*** Data supplied ***

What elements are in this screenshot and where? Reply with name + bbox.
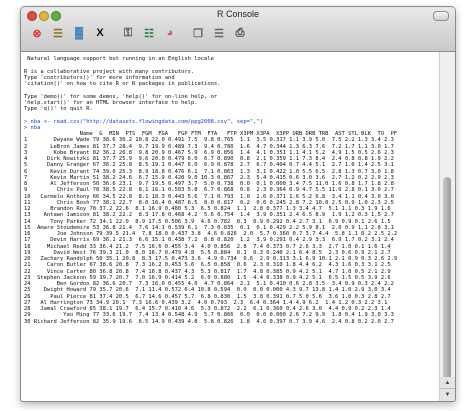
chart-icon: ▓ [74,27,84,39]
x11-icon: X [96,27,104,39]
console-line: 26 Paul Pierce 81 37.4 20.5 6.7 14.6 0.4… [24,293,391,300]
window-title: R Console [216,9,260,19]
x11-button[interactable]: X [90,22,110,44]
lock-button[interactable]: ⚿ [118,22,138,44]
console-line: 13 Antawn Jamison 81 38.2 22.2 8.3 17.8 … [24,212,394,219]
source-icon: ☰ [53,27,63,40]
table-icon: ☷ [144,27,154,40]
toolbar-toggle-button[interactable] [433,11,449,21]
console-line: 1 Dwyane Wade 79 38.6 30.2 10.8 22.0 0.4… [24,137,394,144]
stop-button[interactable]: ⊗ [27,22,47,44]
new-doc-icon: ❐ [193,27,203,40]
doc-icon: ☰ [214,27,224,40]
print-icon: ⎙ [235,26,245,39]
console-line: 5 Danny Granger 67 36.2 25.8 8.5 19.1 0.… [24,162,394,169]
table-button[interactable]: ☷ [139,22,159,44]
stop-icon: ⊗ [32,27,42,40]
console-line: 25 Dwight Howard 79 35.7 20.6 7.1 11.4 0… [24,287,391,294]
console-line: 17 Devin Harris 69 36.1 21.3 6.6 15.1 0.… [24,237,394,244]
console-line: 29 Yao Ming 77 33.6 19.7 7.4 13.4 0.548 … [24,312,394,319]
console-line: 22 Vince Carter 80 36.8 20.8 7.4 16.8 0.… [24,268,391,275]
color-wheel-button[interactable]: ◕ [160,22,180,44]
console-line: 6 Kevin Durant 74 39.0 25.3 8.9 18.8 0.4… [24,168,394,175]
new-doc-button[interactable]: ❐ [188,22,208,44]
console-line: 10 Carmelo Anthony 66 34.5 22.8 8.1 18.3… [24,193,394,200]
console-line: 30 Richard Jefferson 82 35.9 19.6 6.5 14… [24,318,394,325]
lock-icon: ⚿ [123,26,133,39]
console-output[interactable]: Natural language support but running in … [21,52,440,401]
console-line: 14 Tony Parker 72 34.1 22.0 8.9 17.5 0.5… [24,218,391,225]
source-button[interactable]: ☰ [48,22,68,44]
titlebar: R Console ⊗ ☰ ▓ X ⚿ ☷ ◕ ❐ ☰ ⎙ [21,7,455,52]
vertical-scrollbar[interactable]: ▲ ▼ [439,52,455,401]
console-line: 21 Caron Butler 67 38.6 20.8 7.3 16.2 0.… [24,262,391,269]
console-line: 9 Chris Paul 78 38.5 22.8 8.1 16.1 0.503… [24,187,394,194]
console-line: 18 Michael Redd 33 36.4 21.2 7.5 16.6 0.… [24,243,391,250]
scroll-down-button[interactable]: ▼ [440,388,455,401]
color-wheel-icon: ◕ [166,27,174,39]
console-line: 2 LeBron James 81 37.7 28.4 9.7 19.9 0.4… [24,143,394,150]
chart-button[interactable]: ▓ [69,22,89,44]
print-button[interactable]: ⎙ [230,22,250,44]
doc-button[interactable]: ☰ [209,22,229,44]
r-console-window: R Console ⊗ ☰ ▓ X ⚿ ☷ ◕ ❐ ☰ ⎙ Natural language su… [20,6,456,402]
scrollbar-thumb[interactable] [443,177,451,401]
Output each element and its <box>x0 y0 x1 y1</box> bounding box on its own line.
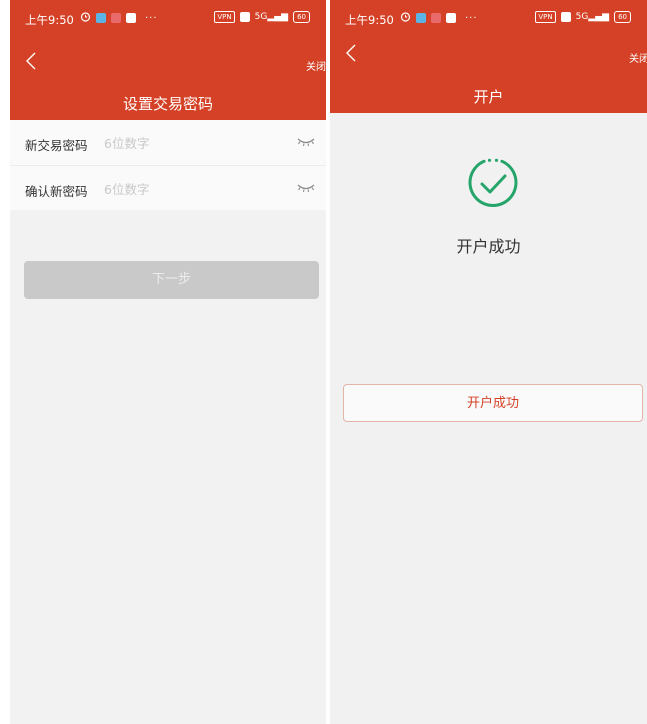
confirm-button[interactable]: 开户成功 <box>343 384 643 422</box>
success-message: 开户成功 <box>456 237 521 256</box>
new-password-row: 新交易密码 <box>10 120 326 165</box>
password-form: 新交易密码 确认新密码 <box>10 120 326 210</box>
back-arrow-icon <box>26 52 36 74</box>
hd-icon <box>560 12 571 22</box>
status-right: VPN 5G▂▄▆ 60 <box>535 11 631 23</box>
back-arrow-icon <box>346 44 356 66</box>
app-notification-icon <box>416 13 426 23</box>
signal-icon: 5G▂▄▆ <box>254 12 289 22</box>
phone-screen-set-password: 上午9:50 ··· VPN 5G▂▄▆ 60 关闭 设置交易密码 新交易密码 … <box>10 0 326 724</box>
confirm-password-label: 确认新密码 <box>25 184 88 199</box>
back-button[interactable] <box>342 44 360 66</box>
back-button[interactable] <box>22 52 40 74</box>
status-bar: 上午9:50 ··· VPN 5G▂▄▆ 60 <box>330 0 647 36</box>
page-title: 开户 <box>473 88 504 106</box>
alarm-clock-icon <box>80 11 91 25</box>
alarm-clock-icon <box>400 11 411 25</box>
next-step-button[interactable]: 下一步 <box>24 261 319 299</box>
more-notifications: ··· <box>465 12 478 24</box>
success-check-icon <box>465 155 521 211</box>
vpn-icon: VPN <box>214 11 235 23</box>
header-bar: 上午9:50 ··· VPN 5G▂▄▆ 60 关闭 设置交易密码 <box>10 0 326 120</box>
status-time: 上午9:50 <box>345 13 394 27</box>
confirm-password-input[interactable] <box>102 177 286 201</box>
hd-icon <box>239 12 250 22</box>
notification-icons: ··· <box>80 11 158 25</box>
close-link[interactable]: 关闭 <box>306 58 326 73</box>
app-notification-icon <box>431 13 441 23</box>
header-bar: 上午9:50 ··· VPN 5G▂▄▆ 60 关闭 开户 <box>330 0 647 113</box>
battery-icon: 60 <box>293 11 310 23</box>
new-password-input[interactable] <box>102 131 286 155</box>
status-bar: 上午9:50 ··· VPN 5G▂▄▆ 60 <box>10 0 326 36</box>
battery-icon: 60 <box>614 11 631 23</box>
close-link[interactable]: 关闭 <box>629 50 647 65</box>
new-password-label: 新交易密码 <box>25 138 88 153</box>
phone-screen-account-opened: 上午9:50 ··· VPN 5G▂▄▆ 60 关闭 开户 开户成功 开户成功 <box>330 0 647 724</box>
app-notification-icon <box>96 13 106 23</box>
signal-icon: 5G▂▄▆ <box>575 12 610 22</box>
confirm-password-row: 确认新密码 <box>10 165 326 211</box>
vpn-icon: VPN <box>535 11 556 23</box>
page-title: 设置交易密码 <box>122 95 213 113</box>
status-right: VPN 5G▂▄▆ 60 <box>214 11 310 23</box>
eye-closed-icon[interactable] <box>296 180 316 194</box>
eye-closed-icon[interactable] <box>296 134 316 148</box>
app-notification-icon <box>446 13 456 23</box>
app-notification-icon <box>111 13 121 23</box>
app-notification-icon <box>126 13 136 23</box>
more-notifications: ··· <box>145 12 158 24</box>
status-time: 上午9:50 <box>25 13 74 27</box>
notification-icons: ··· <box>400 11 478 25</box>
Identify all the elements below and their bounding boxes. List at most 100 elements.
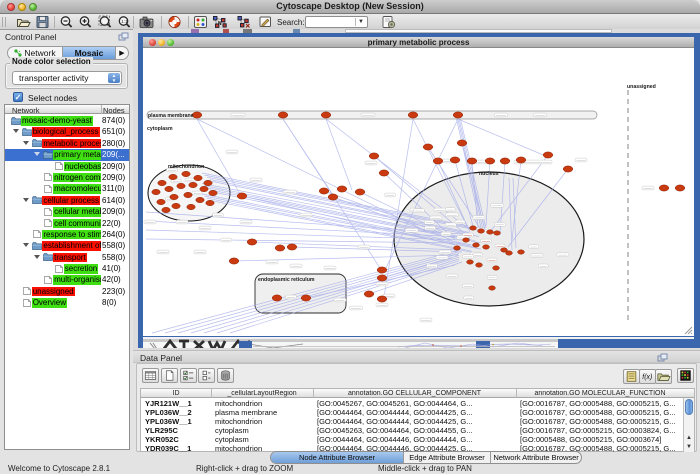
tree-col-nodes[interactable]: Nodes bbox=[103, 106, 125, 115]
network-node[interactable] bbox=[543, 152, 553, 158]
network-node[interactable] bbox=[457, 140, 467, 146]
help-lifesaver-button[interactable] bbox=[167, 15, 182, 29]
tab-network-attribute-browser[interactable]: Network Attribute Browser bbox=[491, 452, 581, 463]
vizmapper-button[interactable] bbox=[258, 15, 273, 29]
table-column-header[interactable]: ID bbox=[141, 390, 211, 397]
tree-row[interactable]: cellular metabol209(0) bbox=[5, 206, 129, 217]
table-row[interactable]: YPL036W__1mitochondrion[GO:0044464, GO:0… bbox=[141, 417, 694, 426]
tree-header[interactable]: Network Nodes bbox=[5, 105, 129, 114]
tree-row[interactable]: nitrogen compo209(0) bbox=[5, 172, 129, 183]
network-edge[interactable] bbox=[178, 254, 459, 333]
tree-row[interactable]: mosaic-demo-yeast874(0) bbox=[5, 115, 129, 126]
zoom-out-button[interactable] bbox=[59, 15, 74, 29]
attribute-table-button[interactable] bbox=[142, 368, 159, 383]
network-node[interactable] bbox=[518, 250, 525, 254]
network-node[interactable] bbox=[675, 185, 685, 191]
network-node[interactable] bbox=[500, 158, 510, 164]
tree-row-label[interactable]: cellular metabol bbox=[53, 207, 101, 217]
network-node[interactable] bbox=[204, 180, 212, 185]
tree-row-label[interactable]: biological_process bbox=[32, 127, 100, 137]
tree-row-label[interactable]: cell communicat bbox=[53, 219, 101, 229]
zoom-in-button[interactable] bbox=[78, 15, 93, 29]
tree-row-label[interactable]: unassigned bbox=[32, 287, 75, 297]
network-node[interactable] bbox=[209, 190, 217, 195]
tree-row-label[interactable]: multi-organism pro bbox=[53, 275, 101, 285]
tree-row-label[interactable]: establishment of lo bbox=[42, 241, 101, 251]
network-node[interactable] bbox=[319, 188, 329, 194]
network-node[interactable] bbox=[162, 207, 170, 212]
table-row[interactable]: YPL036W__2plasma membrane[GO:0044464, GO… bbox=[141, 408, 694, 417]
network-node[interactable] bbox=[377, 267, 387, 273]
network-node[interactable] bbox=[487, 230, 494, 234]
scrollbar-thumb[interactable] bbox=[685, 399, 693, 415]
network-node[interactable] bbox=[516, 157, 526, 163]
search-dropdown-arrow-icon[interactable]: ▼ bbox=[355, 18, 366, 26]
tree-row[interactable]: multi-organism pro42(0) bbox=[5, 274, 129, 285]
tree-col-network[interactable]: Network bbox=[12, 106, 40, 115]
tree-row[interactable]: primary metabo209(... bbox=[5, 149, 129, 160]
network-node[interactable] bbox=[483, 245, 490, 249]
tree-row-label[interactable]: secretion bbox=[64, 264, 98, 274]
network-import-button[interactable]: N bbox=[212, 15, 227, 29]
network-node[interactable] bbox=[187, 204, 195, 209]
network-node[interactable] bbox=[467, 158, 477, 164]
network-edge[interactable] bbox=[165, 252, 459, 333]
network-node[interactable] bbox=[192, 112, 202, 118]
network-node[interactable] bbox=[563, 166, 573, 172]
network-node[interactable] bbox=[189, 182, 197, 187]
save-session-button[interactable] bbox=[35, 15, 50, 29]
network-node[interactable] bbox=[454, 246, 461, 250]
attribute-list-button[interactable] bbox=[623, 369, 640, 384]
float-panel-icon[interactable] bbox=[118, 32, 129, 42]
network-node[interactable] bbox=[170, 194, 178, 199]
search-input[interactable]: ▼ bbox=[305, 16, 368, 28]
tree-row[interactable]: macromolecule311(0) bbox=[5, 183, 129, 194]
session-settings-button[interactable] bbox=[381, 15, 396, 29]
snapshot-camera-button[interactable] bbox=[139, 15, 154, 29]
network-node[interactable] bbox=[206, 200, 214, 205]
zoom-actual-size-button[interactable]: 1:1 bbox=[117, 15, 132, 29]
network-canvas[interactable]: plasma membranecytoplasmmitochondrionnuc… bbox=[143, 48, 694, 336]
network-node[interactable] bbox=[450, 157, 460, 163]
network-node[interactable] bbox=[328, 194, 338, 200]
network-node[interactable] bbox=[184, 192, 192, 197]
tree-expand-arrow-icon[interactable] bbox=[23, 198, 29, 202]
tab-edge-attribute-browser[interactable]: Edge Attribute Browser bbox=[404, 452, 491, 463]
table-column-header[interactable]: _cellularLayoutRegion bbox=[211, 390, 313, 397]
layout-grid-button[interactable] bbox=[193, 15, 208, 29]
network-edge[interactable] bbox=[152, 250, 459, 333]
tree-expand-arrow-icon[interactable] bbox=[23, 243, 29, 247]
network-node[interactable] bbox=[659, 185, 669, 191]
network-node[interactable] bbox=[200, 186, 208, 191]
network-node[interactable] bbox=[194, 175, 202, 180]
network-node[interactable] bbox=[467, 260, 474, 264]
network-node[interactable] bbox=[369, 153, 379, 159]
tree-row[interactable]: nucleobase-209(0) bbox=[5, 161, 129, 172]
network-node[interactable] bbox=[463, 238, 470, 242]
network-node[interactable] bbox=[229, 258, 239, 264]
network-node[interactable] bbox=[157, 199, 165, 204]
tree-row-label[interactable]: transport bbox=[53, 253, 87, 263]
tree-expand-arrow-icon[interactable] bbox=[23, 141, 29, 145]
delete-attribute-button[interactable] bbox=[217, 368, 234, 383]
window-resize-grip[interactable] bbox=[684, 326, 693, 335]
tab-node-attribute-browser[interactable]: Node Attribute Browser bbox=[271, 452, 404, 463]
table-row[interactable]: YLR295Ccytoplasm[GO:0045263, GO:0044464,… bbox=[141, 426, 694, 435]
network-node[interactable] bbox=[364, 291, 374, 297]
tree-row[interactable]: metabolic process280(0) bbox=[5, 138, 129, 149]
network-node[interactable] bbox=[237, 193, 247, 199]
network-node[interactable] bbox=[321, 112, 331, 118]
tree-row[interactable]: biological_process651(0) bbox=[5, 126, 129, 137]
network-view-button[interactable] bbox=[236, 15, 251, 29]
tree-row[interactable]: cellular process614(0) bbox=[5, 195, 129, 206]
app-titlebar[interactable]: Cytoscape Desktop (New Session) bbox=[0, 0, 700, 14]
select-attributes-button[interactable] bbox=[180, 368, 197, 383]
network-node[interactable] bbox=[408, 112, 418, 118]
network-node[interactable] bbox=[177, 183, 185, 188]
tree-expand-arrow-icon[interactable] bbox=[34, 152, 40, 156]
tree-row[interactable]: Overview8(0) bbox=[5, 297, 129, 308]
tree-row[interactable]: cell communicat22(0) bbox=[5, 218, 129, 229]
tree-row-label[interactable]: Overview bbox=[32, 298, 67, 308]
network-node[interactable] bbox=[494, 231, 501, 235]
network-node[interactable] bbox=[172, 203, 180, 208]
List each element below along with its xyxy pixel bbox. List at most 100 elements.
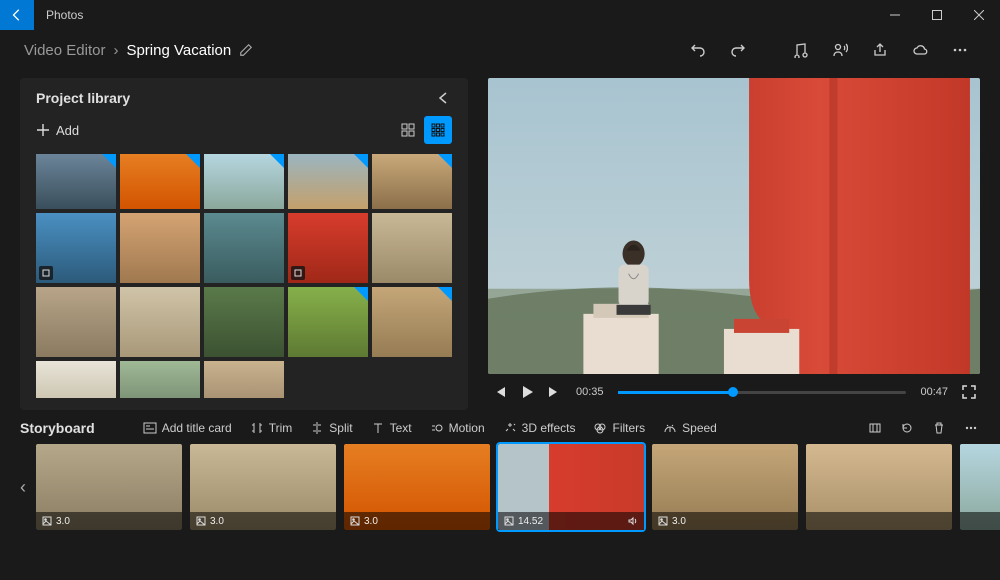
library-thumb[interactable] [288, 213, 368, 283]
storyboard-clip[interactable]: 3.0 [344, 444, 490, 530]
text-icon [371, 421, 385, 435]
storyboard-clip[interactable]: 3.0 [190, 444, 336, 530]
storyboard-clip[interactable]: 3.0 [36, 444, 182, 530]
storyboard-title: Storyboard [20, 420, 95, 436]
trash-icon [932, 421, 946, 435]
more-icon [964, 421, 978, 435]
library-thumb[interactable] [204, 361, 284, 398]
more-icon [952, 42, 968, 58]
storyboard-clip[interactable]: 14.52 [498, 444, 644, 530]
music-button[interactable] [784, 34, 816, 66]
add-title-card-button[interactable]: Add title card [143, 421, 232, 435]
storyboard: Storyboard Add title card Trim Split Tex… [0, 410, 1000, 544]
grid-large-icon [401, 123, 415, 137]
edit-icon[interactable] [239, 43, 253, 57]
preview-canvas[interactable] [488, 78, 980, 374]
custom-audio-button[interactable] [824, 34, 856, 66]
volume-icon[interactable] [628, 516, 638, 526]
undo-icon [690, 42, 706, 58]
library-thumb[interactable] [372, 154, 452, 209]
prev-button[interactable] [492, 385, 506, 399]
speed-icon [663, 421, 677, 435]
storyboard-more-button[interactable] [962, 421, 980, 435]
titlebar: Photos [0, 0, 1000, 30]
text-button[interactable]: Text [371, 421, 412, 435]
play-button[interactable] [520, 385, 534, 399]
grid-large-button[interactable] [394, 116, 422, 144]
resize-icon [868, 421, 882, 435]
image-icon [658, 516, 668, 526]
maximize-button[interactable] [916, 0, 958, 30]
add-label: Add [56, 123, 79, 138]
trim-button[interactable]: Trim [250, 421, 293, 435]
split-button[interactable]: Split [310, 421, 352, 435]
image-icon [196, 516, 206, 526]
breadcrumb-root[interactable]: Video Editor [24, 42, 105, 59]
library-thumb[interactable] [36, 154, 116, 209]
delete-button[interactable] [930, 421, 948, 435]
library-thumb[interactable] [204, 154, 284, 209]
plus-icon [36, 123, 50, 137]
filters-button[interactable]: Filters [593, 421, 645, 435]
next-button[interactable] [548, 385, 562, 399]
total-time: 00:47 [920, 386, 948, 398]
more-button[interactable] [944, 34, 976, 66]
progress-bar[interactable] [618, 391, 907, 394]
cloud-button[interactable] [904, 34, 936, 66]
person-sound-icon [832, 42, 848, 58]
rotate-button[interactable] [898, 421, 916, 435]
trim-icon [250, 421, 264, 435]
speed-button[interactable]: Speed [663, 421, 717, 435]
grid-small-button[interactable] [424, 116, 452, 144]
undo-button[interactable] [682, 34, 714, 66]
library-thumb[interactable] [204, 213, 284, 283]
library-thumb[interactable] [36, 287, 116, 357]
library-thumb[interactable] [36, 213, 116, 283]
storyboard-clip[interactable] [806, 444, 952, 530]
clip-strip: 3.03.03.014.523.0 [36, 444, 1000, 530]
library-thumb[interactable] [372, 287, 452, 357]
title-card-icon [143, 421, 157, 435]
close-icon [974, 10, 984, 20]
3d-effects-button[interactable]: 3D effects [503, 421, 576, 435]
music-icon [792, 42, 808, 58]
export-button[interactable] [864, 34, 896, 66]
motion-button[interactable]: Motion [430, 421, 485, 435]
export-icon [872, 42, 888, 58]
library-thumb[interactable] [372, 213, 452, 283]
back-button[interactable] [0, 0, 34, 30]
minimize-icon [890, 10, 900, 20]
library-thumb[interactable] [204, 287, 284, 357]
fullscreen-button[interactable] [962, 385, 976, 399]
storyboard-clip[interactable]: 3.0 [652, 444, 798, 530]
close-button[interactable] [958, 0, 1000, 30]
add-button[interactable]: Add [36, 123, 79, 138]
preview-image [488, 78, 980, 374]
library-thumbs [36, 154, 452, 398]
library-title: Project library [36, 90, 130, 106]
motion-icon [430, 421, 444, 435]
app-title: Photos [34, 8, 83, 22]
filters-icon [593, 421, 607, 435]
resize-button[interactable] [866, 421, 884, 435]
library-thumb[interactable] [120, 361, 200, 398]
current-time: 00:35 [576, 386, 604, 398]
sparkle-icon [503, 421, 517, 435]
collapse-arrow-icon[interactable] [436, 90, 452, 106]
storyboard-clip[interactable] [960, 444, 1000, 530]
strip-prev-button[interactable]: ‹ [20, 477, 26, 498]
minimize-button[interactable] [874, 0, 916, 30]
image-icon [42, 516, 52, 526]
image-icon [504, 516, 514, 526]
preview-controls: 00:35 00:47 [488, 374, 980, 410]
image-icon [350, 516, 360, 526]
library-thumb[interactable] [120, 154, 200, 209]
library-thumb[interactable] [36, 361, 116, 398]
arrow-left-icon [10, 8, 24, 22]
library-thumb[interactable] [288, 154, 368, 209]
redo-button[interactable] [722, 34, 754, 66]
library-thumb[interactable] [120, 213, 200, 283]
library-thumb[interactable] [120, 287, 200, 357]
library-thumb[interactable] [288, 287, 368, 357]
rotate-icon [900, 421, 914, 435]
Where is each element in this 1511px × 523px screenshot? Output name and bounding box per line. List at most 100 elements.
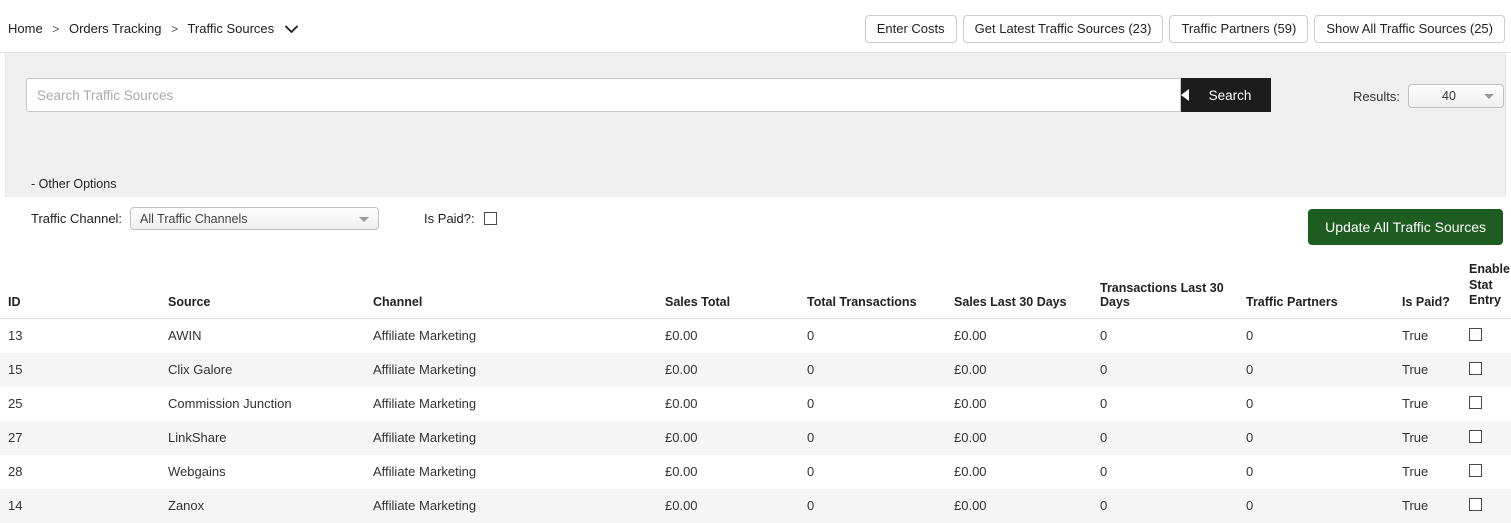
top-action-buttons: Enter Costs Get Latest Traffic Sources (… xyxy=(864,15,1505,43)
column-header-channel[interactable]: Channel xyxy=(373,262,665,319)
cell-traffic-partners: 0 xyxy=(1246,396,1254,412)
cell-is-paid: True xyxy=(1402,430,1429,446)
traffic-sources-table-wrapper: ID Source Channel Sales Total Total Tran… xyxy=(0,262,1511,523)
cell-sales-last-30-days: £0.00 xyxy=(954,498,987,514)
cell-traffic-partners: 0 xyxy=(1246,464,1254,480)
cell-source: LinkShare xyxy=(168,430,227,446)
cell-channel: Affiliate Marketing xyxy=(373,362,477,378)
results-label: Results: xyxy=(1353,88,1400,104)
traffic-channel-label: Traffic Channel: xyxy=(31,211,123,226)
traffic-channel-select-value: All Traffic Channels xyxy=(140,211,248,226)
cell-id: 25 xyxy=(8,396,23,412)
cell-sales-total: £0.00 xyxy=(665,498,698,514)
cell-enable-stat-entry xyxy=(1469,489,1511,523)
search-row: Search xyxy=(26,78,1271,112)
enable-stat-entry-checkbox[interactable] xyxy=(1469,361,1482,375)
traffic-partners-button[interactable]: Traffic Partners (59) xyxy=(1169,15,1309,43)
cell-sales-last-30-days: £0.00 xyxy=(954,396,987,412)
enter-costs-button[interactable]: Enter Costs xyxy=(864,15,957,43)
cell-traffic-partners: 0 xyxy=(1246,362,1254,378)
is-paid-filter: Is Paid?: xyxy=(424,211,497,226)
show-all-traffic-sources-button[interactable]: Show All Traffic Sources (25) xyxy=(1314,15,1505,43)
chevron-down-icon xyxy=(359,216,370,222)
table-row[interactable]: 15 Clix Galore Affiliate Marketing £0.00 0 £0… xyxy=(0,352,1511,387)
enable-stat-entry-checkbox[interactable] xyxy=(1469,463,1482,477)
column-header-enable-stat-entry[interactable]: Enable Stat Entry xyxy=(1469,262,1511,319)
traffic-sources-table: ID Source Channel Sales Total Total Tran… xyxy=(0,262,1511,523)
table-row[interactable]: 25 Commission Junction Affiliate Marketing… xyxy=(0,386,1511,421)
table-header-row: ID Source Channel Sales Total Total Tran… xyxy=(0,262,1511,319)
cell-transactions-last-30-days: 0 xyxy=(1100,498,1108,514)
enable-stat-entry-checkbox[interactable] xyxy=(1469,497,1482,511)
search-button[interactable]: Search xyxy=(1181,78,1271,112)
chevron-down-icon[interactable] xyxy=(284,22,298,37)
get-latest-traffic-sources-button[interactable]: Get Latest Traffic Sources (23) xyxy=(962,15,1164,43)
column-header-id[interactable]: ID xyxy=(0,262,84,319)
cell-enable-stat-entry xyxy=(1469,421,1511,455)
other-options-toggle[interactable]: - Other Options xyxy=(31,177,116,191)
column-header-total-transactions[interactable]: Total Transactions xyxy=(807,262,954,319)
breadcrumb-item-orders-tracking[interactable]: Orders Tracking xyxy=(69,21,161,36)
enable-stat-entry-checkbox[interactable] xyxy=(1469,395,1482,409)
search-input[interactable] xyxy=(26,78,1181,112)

***

### Work to be completed
Rewrite everything from the line containing "confirm-button[interactable]: 开户成功 <box>343" down to the line containing "notification-icons: ··· <box>80", changing "alarm-clock-icon" to "clock-icon" and leaving all else as it is.

### Written answer
confirm-button[interactable]: 开户成功 <box>343 384 643 422</box>
success-message: 开户成功 <box>456 237 521 256</box>
new-password-row: 新交易密码 <box>10 120 326 165</box>
password-form: 新交易密码 确认新密码 <box>10 120 326 210</box>
back-arrow-icon <box>26 52 36 74</box>
hd-icon <box>560 12 571 22</box>
status-right: VPN 5G▂▄▆ 60 <box>535 11 631 23</box>
back-arrow-icon <box>346 44 356 66</box>
app-notification-icon <box>416 13 426 23</box>
signal-icon: 5G▂▄▆ <box>254 12 289 22</box>
phone-screen-set-password: 上午9:50 ··· VPN 5G▂▄▆ 60 关闭 设置交易密码 新交易密码 … <box>10 0 326 724</box>
confirm-password-label: 确认新密码 <box>25 184 88 199</box>
back-button[interactable] <box>342 44 360 66</box>
back-button[interactable] <box>22 52 40 74</box>
status-bar: 上午9:50 ··· VPN 5G▂▄▆ 60 <box>330 0 647 36</box>
page-title: 开户 <box>473 88 504 106</box>
clock-icon <box>80 11 91 25</box>
clock-icon <box>400 11 411 25</box>
next-step-button[interactable]: 下一步 <box>24 261 319 299</box>
more-notifications: ··· <box>465 12 478 24</box>
success-check-icon <box>465 155 521 211</box>
vpn-icon: VPN <box>214 11 235 23</box>
header-bar: 上午9:50 ··· VPN 5G▂▄▆ 60 关闭 设置交易密码 <box>10 0 326 120</box>
status-time: 上午9:50 <box>345 13 394 27</box>
confirm-password-input[interactable] <box>102 177 286 201</box>
hd-icon <box>239 12 250 22</box>
notification-icons: ··· <box>80 11 158 25</box>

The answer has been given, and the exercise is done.